Records from a collection:

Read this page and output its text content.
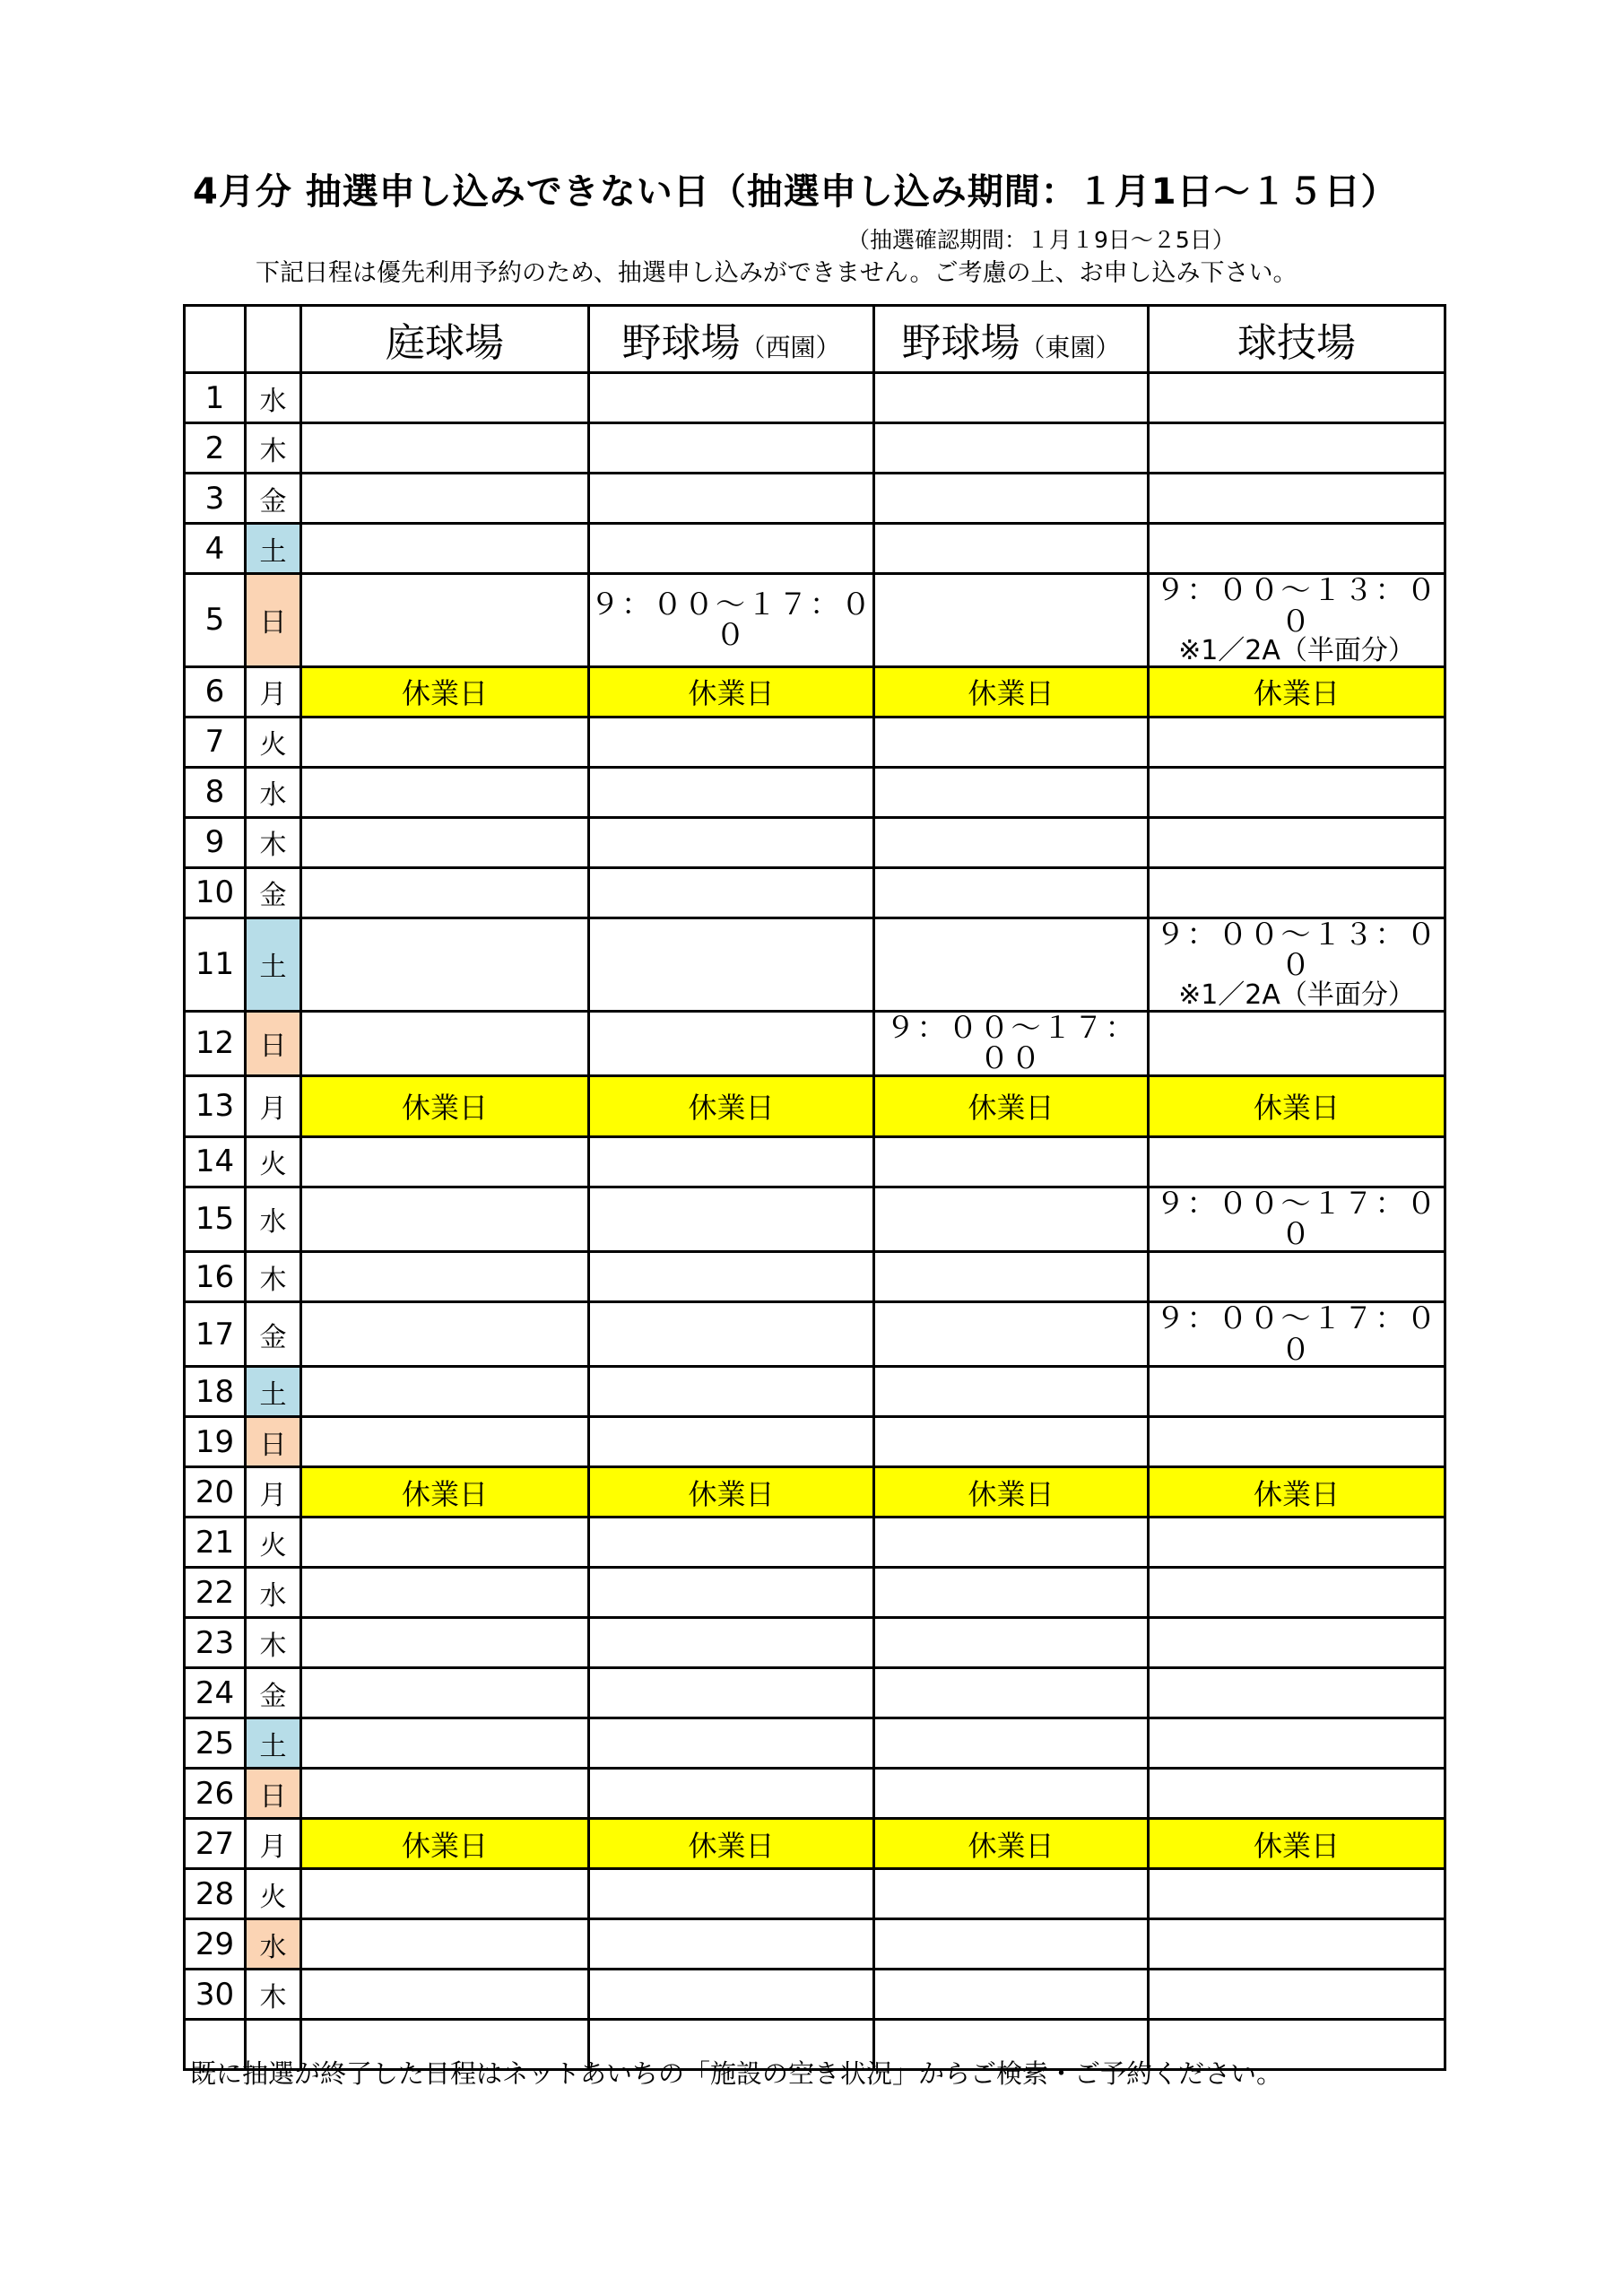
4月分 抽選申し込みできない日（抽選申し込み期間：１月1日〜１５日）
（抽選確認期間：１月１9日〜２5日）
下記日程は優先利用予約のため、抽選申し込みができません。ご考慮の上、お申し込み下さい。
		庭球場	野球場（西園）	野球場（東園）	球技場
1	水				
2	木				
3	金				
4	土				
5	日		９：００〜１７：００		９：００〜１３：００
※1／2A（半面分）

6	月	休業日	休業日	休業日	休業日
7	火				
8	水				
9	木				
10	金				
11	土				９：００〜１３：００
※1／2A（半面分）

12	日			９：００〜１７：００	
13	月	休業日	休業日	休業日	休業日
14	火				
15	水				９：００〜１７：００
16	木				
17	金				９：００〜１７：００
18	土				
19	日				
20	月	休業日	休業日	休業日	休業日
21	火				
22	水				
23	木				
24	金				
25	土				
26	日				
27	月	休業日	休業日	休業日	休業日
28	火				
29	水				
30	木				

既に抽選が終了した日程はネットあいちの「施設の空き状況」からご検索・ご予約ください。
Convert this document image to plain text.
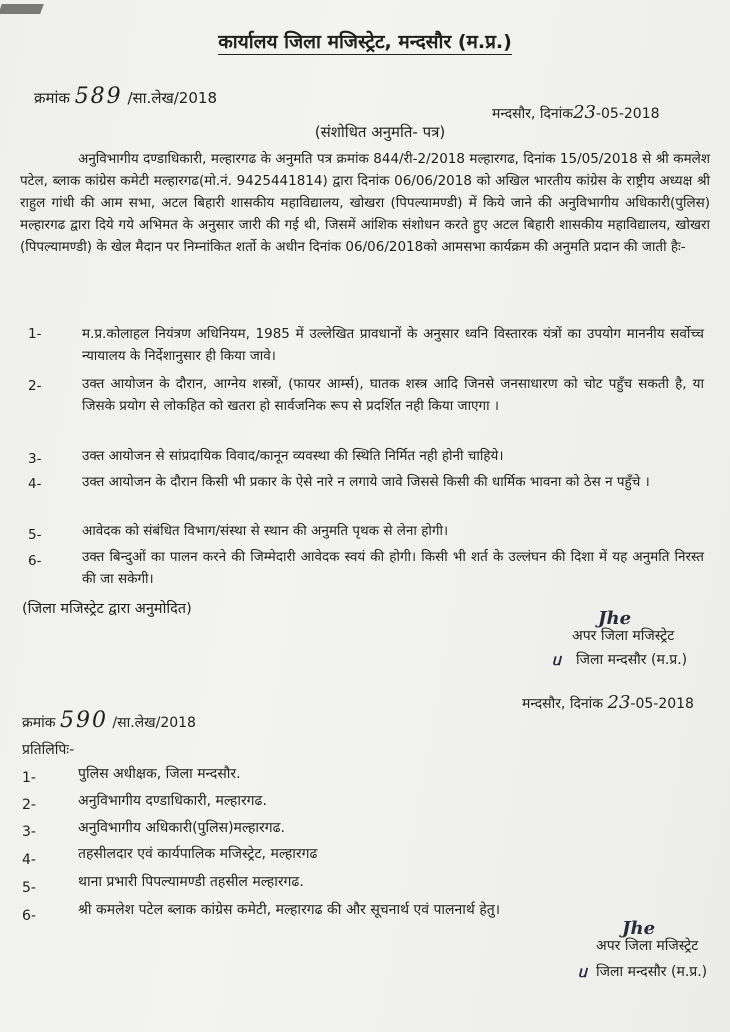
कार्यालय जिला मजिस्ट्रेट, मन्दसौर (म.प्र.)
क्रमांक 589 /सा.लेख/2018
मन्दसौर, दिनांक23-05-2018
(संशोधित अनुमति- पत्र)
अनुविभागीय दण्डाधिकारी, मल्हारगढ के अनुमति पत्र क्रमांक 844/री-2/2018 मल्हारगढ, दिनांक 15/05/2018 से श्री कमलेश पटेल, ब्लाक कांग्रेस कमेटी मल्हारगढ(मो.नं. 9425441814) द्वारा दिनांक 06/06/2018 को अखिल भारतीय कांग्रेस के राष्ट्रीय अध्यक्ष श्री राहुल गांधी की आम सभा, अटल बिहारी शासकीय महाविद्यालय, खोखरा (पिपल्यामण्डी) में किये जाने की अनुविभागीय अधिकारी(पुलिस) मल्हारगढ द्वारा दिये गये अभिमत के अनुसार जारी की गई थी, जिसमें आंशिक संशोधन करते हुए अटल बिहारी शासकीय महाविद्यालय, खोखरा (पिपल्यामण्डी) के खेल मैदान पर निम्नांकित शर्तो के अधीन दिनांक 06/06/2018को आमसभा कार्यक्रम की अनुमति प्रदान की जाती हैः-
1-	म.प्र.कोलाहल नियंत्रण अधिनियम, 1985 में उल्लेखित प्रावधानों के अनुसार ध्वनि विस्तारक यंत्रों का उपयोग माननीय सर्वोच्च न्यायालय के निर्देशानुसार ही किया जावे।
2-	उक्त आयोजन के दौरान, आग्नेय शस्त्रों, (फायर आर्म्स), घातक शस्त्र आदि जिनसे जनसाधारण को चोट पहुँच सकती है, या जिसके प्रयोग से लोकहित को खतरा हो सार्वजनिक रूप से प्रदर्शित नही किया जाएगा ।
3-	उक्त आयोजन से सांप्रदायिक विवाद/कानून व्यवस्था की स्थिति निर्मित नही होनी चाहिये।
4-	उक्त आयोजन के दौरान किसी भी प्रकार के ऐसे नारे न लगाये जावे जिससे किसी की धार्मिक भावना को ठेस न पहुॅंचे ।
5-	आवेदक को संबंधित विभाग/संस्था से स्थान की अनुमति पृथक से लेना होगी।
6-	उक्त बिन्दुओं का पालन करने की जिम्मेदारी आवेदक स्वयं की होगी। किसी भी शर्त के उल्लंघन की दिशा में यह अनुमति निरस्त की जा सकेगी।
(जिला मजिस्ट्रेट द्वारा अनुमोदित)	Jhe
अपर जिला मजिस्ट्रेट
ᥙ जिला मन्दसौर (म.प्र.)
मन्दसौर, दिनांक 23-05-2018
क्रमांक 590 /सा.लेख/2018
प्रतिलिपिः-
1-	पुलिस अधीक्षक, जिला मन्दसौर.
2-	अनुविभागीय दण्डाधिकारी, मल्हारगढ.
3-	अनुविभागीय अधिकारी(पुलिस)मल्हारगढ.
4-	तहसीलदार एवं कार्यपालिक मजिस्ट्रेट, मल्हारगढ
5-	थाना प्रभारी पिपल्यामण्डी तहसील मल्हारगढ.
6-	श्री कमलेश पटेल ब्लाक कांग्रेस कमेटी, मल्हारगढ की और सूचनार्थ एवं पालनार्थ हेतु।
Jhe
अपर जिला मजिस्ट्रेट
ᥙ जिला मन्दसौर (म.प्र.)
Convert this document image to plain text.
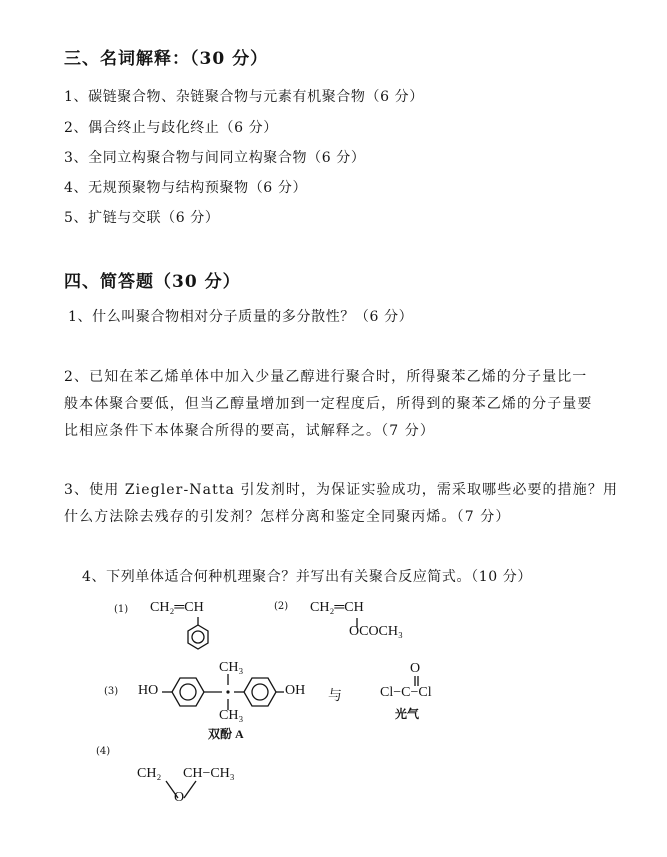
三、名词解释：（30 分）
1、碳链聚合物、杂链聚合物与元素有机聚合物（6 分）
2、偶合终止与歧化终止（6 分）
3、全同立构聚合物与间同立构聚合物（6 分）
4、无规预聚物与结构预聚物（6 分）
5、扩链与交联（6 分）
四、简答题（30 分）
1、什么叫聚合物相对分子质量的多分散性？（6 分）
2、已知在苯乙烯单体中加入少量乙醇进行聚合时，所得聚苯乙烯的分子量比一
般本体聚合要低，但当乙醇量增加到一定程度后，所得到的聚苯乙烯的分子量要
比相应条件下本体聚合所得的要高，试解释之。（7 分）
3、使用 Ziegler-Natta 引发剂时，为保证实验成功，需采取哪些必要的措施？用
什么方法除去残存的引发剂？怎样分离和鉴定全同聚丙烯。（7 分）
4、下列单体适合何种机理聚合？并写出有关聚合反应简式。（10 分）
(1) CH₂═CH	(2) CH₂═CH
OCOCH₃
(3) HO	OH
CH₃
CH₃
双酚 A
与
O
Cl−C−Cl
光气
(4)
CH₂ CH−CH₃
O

STATED EXERCISE: Apart from the pictures, the entries above are to be repeated in full and exactly.

THE RESULT:
Read this page and output its text content.
4月分 抽選申し込みできない日（抽選申し込み期間：１月1日〜１５日）
（抽選確認期間：１月１9日〜２5日）
下記日程は優先利用予約のため、抽選申し込みができません。ご考慮の上、お申し込み下さい。
		庭球場	野球場（西園）	野球場（東園）	球技場
1	水				
2	木				
3	金				
4	土				
5	日		９：００〜１７：００		９：００〜１３：００
※1／2A（半面分）

6	月	休業日	休業日	休業日	休業日
7	火				
8	水				
9	木				
10	金				
11	土				９：００〜１３：００
※1／2A（半面分）

12	日			９：００〜１７：００	
13	月	休業日	休業日	休業日	休業日
14	火				
15	水				９：００〜１７：００
16	木				
17	金				９：００〜１７：００
18	土				
19	日				
20	月	休業日	休業日	休業日	休業日
21	火				
22	水				
23	木				
24	金				
25	土				
26	日				
27	月	休業日	休業日	休業日	休業日
28	火				
29	水				
30	木				

既に抽選が終了した日程はネットあいちの「施設の空き状況」からご検索・ご予約ください。
Convert this document image to plain text.
कार्यालय जिला मजिस्ट्रेट, मन्दसौर (म.प्र.)
क्रमांक 589 /सा.लेख/2018
मन्दसौर, दिनांक23-05-2018
(संशोधित अनुमति- पत्र)
अनुविभागीय दण्डाधिकारी, मल्हारगढ के अनुमति पत्र क्रमांक 844/री-2/2018 मल्हारगढ, दिनांक 15/05/2018 से श्री कमलेश पटेल, ब्लाक कांग्रेस कमेटी मल्हारगढ(मो.नं. 9425441814) द्वारा दिनांक 06/06/2018 को अखिल भारतीय कांग्रेस के राष्ट्रीय अध्यक्ष श्री राहुल गांधी की आम सभा, अटल बिहारी शासकीय महाविद्यालय, खोखरा (पिपल्यामण्डी) में किये जाने की अनुविभागीय अधिकारी(पुलिस) मल्हारगढ द्वारा दिये गये अभिमत के अनुसार जारी की गई थी, जिसमें आंशिक संशोधन करते हुए अटल बिहारी शासकीय महाविद्यालय, खोखरा (पिपल्यामण्डी) के खेल मैदान पर निम्नांकित शर्तो के अधीन दिनांक 06/06/2018को आमसभा कार्यक्रम की अनुमति प्रदान की जाती हैः-
1-	म.प्र.कोलाहल नियंत्रण अधिनियम, 1985 में उल्लेखित प्रावधानों के अनुसार ध्वनि विस्तारक यंत्रों का उपयोग माननीय सर्वोच्च न्यायालय के निर्देशानुसार ही किया जावे।
2-	उक्त आयोजन के दौरान, आग्नेय शस्त्रों, (फायर आर्म्स), घातक शस्त्र आदि जिनसे जनसाधारण को चोट पहुँच सकती है, या जिसके प्रयोग से लोकहित को खतरा हो सार्वजनिक रूप से प्रदर्शित नही किया जाएगा ।
3-	उक्त आयोजन से सांप्रदायिक विवाद/कानून व्यवस्था की स्थिति निर्मित नही होनी चाहिये।
4-	उक्त आयोजन के दौरान किसी भी प्रकार के ऐसे नारे न लगाये जावे जिससे किसी की धार्मिक भावना को ठेस न पहुॅंचे ।
5-	आवेदक को संबंधित विभाग/संस्था से स्थान की अनुमति पृथक से लेना होगी।
6-	उक्त बिन्दुओं का पालन करने की जिम्मेदारी आवेदक स्वयं की होगी। किसी भी शर्त के उल्लंघन की दिशा में यह अनुमति निरस्त की जा सकेगी।
(जिला मजिस्ट्रेट द्वारा अनुमोदित)	Jhe
अपर जिला मजिस्ट्रेट
ᥙ जिला मन्दसौर (म.प्र.)
मन्दसौर, दिनांक 23-05-2018
क्रमांक 590 /सा.लेख/2018
प्रतिलिपिः-
1-	पुलिस अधीक्षक, जिला मन्दसौर.
2-	अनुविभागीय दण्डाधिकारी, मल्हारगढ.
3-	अनुविभागीय अधिकारी(पुलिस)मल्हारगढ.
4-	तहसीलदार एवं कार्यपालिक मजिस्ट्रेट, मल्हारगढ
5-	थाना प्रभारी पिपल्यामण्डी तहसील मल्हारगढ.
6-	श्री कमलेश पटेल ब्लाक कांग्रेस कमेटी, मल्हारगढ की और सूचनार्थ एवं पालनार्थ हेतु।
Jhe
अपर जिला मजिस्ट्रेट
ᥙ जिला मन्दसौर (म.प्र.)
Convert this document image to plain text.
三、名词解释：（30 分）
1、碳链聚合物、杂链聚合物与元素有机聚合物（6 分）
2、偶合终止与歧化终止（6 分）
3、全同立构聚合物与间同立构聚合物（6 分）
4、无规预聚物与结构预聚物（6 分）
5、扩链与交联（6 分）
四、简答题（30 分）
1、什么叫聚合物相对分子质量的多分散性？（6 分）
2、已知在苯乙烯单体中加入少量乙醇进行聚合时，所得聚苯乙烯的分子量比一
般本体聚合要低，但当乙醇量增加到一定程度后，所得到的聚苯乙烯的分子量要
比相应条件下本体聚合所得的要高，试解释之。（7 分）
3、使用 Ziegler-Natta 引发剂时，为保证实验成功，需采取哪些必要的措施？用
什么方法除去残存的引发剂？怎样分离和鉴定全同聚丙烯。（7 分）
4、下列单体适合何种机理聚合？并写出有关聚合反应简式。（10 分）
(1) CH₂═CH	(2) CH₂═CH
OCOCH₃
(3) HO	OH
CH₃
CH₃
双酚 A
与
O
Cl−C−Cl
光气
(4)
CH₂ CH−CH₃
O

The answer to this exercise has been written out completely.